[Figure record listings]
::::

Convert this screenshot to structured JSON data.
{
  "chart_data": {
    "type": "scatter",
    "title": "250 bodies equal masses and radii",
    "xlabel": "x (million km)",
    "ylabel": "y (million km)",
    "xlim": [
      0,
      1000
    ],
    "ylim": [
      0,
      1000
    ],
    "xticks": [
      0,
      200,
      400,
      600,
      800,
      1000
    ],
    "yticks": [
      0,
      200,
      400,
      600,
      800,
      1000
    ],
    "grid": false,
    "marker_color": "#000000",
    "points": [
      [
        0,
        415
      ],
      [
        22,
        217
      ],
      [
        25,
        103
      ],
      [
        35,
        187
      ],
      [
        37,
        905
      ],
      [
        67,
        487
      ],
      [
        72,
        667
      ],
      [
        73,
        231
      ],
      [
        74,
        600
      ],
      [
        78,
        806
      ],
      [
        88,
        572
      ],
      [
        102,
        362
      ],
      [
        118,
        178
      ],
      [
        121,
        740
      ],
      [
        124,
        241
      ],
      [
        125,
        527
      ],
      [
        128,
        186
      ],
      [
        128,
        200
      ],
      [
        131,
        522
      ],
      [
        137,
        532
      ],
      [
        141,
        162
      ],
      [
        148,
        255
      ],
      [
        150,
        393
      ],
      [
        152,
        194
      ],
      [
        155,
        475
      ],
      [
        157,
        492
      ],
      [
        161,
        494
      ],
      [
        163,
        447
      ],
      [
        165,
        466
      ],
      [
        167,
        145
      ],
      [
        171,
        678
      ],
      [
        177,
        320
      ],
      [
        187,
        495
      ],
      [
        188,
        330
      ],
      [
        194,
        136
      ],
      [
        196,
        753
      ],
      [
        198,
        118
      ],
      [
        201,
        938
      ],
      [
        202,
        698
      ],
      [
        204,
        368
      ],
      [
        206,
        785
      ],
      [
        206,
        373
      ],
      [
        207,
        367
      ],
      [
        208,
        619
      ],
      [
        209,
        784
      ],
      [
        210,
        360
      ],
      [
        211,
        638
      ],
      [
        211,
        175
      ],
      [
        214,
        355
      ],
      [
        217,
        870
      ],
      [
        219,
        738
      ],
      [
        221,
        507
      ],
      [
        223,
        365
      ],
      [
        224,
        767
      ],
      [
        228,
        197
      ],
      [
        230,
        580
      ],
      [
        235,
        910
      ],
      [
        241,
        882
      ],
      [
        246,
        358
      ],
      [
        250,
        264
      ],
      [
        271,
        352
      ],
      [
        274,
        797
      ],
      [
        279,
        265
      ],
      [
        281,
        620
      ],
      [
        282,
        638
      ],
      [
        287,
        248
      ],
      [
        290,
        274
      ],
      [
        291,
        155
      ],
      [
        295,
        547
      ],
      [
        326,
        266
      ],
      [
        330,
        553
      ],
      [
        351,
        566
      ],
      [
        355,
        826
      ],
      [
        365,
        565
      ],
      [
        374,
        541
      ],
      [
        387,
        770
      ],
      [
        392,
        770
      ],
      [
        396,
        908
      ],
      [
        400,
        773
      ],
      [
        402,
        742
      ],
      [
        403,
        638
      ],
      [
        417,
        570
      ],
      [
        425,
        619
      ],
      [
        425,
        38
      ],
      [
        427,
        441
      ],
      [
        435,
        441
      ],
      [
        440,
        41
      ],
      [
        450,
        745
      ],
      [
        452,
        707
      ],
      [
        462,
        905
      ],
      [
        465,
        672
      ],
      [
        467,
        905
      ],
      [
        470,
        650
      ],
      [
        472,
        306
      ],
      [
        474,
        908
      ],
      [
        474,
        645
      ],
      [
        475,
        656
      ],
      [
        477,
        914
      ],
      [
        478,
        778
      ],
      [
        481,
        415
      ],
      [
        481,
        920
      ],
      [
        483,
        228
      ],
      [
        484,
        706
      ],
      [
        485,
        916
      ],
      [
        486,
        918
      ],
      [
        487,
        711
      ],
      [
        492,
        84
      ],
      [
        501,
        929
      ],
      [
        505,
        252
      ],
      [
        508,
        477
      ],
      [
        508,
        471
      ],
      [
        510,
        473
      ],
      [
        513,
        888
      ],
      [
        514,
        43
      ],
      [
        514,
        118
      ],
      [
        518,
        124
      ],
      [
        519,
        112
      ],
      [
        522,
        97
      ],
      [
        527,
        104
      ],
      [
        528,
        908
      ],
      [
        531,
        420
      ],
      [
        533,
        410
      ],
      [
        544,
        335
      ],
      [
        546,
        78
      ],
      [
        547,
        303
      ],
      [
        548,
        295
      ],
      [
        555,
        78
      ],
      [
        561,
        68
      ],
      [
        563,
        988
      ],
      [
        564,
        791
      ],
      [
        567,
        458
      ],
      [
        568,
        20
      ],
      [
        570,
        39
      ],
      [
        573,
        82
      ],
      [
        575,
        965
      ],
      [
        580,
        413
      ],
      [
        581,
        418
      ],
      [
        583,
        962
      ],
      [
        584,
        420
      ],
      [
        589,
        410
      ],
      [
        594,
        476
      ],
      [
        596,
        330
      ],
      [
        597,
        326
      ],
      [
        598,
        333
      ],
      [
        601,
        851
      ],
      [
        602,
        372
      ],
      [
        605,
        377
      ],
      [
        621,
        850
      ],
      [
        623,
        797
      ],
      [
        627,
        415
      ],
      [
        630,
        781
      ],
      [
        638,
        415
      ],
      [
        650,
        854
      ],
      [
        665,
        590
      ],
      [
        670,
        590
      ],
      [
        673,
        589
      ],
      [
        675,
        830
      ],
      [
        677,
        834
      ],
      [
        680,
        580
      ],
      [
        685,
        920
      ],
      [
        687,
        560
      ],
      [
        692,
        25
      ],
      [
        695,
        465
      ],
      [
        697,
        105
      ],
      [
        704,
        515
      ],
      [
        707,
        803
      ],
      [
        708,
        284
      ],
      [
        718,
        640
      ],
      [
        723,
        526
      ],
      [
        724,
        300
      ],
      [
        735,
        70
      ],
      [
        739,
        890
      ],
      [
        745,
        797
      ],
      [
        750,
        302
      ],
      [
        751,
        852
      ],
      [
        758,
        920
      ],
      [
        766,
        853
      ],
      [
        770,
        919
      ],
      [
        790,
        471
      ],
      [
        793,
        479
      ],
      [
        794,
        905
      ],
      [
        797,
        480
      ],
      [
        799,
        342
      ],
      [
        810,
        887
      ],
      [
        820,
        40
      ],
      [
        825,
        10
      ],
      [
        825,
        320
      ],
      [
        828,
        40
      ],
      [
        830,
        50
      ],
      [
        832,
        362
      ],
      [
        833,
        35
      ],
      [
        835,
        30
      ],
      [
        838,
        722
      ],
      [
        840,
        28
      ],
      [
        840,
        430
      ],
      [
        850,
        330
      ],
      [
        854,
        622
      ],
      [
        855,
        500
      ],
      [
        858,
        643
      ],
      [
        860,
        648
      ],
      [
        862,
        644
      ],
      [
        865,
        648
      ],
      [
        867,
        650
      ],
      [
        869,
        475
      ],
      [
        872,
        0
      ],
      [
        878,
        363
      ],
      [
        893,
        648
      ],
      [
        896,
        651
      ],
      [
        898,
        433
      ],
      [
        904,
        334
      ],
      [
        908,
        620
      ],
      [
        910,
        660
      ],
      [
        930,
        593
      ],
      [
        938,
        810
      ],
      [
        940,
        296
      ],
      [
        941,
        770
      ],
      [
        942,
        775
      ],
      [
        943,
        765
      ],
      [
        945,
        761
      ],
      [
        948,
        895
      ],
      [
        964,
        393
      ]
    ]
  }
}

::::

Tally the lines holding the string "million" and give only the count.

2